::: DATA SECTION :::

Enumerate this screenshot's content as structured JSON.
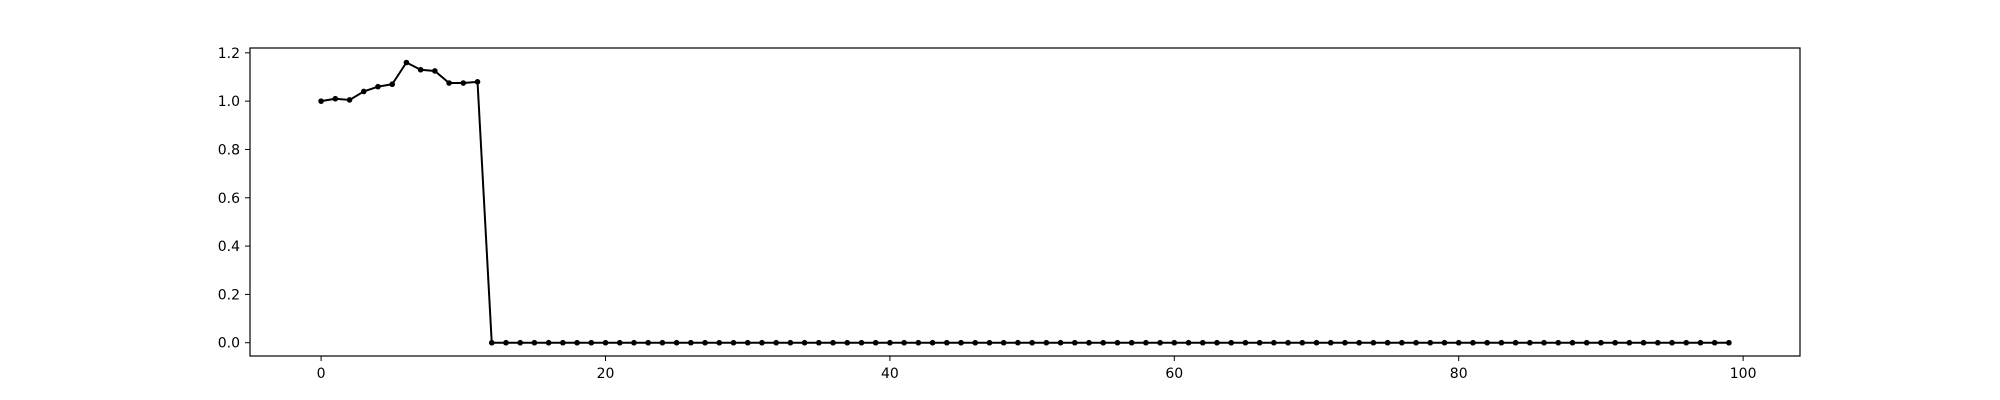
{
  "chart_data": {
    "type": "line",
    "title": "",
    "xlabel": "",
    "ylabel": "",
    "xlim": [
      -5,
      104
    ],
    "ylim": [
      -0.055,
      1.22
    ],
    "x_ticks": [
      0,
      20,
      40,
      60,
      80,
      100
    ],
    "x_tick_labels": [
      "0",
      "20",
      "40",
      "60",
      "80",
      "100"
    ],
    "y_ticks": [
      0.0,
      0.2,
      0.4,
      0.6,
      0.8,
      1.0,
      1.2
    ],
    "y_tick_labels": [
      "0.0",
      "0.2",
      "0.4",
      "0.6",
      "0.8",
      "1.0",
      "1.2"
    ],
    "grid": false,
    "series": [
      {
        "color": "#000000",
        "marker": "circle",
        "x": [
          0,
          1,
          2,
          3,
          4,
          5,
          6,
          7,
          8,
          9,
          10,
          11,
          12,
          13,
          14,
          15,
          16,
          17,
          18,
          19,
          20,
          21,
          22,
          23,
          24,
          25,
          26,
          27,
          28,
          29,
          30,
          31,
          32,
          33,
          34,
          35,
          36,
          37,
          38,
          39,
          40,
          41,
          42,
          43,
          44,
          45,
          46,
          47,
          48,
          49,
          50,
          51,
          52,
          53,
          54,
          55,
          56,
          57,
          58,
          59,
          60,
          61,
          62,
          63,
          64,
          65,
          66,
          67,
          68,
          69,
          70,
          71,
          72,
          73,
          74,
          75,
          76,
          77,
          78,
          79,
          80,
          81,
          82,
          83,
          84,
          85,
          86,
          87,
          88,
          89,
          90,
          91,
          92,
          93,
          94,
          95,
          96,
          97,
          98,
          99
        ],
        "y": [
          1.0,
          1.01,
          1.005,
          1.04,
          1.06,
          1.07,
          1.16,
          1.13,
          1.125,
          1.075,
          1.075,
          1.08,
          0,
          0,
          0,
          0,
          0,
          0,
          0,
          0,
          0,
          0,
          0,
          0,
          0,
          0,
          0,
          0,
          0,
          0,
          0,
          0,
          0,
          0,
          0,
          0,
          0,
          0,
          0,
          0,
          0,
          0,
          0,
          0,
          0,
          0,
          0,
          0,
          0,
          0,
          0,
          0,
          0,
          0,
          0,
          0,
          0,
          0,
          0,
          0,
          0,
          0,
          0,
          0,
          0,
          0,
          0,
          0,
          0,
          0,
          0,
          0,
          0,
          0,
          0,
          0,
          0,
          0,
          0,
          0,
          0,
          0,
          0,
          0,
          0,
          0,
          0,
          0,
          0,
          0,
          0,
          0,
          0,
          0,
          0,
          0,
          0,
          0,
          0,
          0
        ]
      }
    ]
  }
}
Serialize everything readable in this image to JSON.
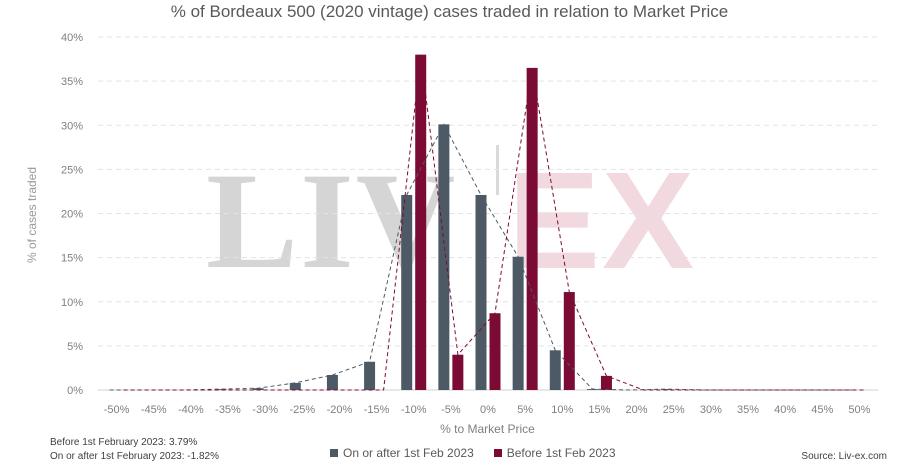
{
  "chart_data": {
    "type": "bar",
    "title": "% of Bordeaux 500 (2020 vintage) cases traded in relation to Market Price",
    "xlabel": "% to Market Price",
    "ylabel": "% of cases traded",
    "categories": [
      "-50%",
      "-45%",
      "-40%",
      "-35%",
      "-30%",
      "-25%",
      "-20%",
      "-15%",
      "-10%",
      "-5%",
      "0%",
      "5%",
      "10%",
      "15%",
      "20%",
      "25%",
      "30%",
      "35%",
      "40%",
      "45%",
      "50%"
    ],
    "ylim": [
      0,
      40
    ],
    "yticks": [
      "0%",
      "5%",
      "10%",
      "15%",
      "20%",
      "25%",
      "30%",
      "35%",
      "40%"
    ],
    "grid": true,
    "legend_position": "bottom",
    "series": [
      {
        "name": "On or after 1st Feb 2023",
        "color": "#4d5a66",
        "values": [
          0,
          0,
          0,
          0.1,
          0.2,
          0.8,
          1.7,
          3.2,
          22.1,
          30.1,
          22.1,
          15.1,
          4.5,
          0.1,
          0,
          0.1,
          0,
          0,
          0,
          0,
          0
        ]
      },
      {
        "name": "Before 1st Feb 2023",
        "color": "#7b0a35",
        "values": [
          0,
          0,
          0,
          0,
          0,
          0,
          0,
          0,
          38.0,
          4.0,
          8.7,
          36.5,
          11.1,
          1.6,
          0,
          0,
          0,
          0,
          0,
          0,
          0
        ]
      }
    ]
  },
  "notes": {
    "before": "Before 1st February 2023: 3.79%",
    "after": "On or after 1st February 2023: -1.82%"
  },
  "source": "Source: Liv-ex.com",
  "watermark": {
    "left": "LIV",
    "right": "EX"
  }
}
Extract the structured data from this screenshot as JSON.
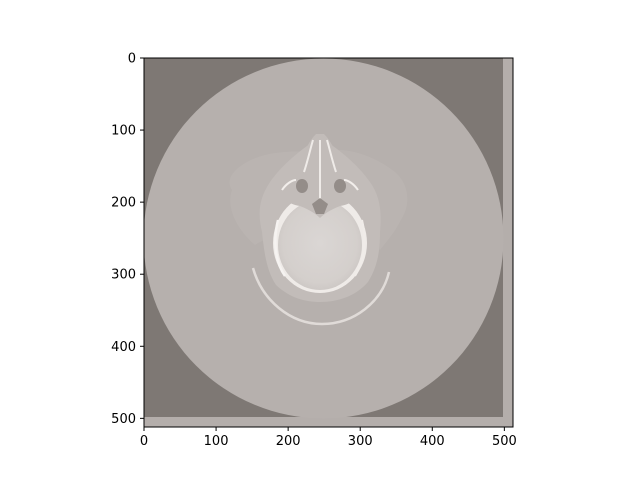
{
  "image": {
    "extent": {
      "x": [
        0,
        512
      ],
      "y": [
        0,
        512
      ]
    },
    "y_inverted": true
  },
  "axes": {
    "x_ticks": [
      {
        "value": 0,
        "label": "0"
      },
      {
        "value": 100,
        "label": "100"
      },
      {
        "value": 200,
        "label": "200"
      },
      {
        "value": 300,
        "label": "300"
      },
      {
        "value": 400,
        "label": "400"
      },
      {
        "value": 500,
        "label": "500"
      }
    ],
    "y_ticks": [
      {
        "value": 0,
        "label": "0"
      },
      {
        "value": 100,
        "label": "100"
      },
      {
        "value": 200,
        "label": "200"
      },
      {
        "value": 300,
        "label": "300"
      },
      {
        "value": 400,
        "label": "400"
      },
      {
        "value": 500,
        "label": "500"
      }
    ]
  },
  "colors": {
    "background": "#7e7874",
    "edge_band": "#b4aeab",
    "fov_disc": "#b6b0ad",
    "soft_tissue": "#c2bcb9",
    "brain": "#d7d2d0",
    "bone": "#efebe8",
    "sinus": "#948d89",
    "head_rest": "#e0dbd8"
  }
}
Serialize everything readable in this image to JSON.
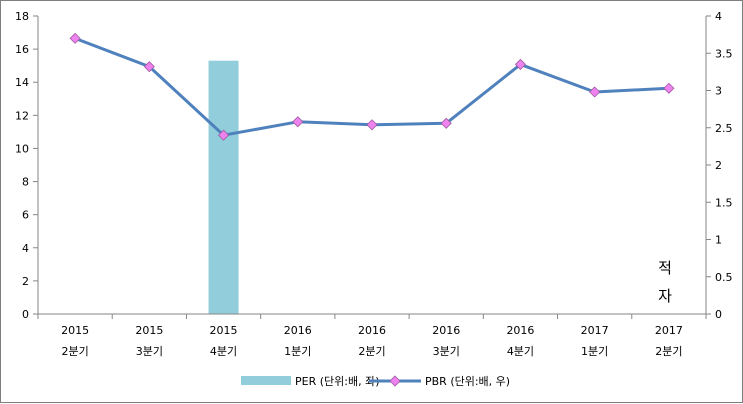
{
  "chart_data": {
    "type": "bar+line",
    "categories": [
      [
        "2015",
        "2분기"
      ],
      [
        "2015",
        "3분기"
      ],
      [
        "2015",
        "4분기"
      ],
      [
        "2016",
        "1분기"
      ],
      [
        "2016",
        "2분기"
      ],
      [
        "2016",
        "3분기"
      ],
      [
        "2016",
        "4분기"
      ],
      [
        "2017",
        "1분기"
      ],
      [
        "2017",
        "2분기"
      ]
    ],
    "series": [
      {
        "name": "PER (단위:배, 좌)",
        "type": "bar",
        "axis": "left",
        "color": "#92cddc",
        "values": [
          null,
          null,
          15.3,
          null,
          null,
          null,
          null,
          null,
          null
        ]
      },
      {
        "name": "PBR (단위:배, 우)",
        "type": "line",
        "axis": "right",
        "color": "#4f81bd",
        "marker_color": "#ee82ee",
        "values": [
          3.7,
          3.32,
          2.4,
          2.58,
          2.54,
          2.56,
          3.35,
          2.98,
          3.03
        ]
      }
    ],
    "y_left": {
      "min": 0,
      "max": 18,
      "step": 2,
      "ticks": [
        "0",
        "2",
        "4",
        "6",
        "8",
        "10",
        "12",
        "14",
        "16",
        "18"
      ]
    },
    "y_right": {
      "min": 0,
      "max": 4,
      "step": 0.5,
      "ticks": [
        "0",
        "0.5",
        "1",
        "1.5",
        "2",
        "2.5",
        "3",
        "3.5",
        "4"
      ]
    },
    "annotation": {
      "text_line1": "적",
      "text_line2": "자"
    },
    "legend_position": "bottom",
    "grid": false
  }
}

:::

§ **EXERCISE AIM**:
Word for word, quote the lines above. Omit the pictures.

§ **EXERCISE RESPONSE**:
Enumerate this screenshot's content as structured JSON.
{
  "chart_data": {
    "type": "line",
    "title": "",
    "xlabel": "",
    "ylabel": "",
    "xlim": [
      -5,
      104
    ],
    "ylim": [
      -0.055,
      1.22
    ],
    "x_ticks": [
      0,
      20,
      40,
      60,
      80,
      100
    ],
    "x_tick_labels": [
      "0",
      "20",
      "40",
      "60",
      "80",
      "100"
    ],
    "y_ticks": [
      0.0,
      0.2,
      0.4,
      0.6,
      0.8,
      1.0,
      1.2
    ],
    "y_tick_labels": [
      "0.0",
      "0.2",
      "0.4",
      "0.6",
      "0.8",
      "1.0",
      "1.2"
    ],
    "grid": false,
    "series": [
      {
        "color": "#000000",
        "marker": "circle",
        "x": [
          0,
          1,
          2,
          3,
          4,
          5,
          6,
          7,
          8,
          9,
          10,
          11,
          12,
          13,
          14,
          15,
          16,
          17,
          18,
          19,
          20,
          21,
          22,
          23,
          24,
          25,
          26,
          27,
          28,
          29,
          30,
          31,
          32,
          33,
          34,
          35,
          36,
          37,
          38,
          39,
          40,
          41,
          42,
          43,
          44,
          45,
          46,
          47,
          48,
          49,
          50,
          51,
          52,
          53,
          54,
          55,
          56,
          57,
          58,
          59,
          60,
          61,
          62,
          63,
          64,
          65,
          66,
          67,
          68,
          69,
          70,
          71,
          72,
          73,
          74,
          75,
          76,
          77,
          78,
          79,
          80,
          81,
          82,
          83,
          84,
          85,
          86,
          87,
          88,
          89,
          90,
          91,
          92,
          93,
          94,
          95,
          96,
          97,
          98,
          99
        ],
        "y": [
          1.0,
          1.01,
          1.005,
          1.04,
          1.06,
          1.07,
          1.16,
          1.13,
          1.125,
          1.075,
          1.075,
          1.08,
          0,
          0,
          0,
          0,
          0,
          0,
          0,
          0,
          0,
          0,
          0,
          0,
          0,
          0,
          0,
          0,
          0,
          0,
          0,
          0,
          0,
          0,
          0,
          0,
          0,
          0,
          0,
          0,
          0,
          0,
          0,
          0,
          0,
          0,
          0,
          0,
          0,
          0,
          0,
          0,
          0,
          0,
          0,
          0,
          0,
          0,
          0,
          0,
          0,
          0,
          0,
          0,
          0,
          0,
          0,
          0,
          0,
          0,
          0,
          0,
          0,
          0,
          0,
          0,
          0,
          0,
          0,
          0,
          0,
          0,
          0,
          0,
          0,
          0,
          0,
          0,
          0,
          0,
          0,
          0,
          0,
          0,
          0,
          0,
          0,
          0,
          0,
          0
        ]
      }
    ]
  }
}
Serialize everything readable in this image to JSON.
{
  "chart_data": {
    "type": "bar",
    "title": "% of Bordeaux 500 (2020 vintage) cases traded in relation to Market Price",
    "xlabel": "% to Market Price",
    "ylabel": "% of cases traded",
    "categories": [
      "-50%",
      "-45%",
      "-40%",
      "-35%",
      "-30%",
      "-25%",
      "-20%",
      "-15%",
      "-10%",
      "-5%",
      "0%",
      "5%",
      "10%",
      "15%",
      "20%",
      "25%",
      "30%",
      "35%",
      "40%",
      "45%",
      "50%"
    ],
    "ylim": [
      0,
      40
    ],
    "yticks": [
      "0%",
      "5%",
      "10%",
      "15%",
      "20%",
      "25%",
      "30%",
      "35%",
      "40%"
    ],
    "grid": true,
    "legend_position": "bottom",
    "series": [
      {
        "name": "On or after 1st Feb 2023",
        "color": "#4d5a66",
        "values": [
          0,
          0,
          0,
          0.1,
          0.2,
          0.8,
          1.7,
          3.2,
          22.1,
          30.1,
          22.1,
          15.1,
          4.5,
          0.1,
          0,
          0.1,
          0,
          0,
          0,
          0,
          0
        ]
      },
      {
        "name": "Before 1st Feb 2023",
        "color": "#7b0a35",
        "values": [
          0,
          0,
          0,
          0,
          0,
          0,
          0,
          0,
          38.0,
          4.0,
          8.7,
          36.5,
          11.1,
          1.6,
          0,
          0,
          0,
          0,
          0,
          0,
          0
        ]
      }
    ]
  },
  "notes": {
    "before": "Before 1st February 2023: 3.79%",
    "after": "On or after 1st February 2023: -1.82%"
  },
  "source": "Source: Liv-ex.com",
  "watermark": {
    "left": "LIV",
    "right": "EX"
  }
}
Extract the structured data from this screenshot as JSON.
{
  "image": {
    "extent": {
      "x": [
        0,
        512
      ],
      "y": [
        0,
        512
      ]
    },
    "y_inverted": true
  },
  "axes": {
    "x_ticks": [
      {
        "value": 0,
        "label": "0"
      },
      {
        "value": 100,
        "label": "100"
      },
      {
        "value": 200,
        "label": "200"
      },
      {
        "value": 300,
        "label": "300"
      },
      {
        "value": 400,
        "label": "400"
      },
      {
        "value": 500,
        "label": "500"
      }
    ],
    "y_ticks": [
      {
        "value": 0,
        "label": "0"
      },
      {
        "value": 100,
        "label": "100"
      },
      {
        "value": 200,
        "label": "200"
      },
      {
        "value": 300,
        "label": "300"
      },
      {
        "value": 400,
        "label": "400"
      },
      {
        "value": 500,
        "label": "500"
      }
    ]
  },
  "colors": {
    "background": "#7e7874",
    "edge_band": "#b4aeab",
    "fov_disc": "#b6b0ad",
    "soft_tissue": "#c2bcb9",
    "brain": "#d7d2d0",
    "bone": "#efebe8",
    "sinus": "#948d89",
    "head_rest": "#e0dbd8"
  }
}
Serialize everything readable in this image to JSON.
{
  "chart_data": {
    "type": "bar+line",
    "categories": [
      [
        "2015",
        "2분기"
      ],
      [
        "2015",
        "3분기"
      ],
      [
        "2015",
        "4분기"
      ],
      [
        "2016",
        "1분기"
      ],
      [
        "2016",
        "2분기"
      ],
      [
        "2016",
        "3분기"
      ],
      [
        "2016",
        "4분기"
      ],
      [
        "2017",
        "1분기"
      ],
      [
        "2017",
        "2분기"
      ]
    ],
    "series": [
      {
        "name": "PER (단위:배, 좌)",
        "type": "bar",
        "axis": "left",
        "color": "#92cddc",
        "values": [
          null,
          null,
          15.3,
          null,
          null,
          null,
          null,
          null,
          null
        ]
      },
      {
        "name": "PBR (단위:배, 우)",
        "type": "line",
        "axis": "right",
        "color": "#4f81bd",
        "marker_color": "#ee82ee",
        "values": [
          3.7,
          3.32,
          2.4,
          2.58,
          2.54,
          2.56,
          3.35,
          2.98,
          3.03
        ]
      }
    ],
    "y_left": {
      "min": 0,
      "max": 18,
      "step": 2,
      "ticks": [
        "0",
        "2",
        "4",
        "6",
        "8",
        "10",
        "12",
        "14",
        "16",
        "18"
      ]
    },
    "y_right": {
      "min": 0,
      "max": 4,
      "step": 0.5,
      "ticks": [
        "0",
        "0.5",
        "1",
        "1.5",
        "2",
        "2.5",
        "3",
        "3.5",
        "4"
      ]
    },
    "annotation": {
      "text_line1": "적",
      "text_line2": "자"
    },
    "legend_position": "bottom",
    "grid": false
  }
}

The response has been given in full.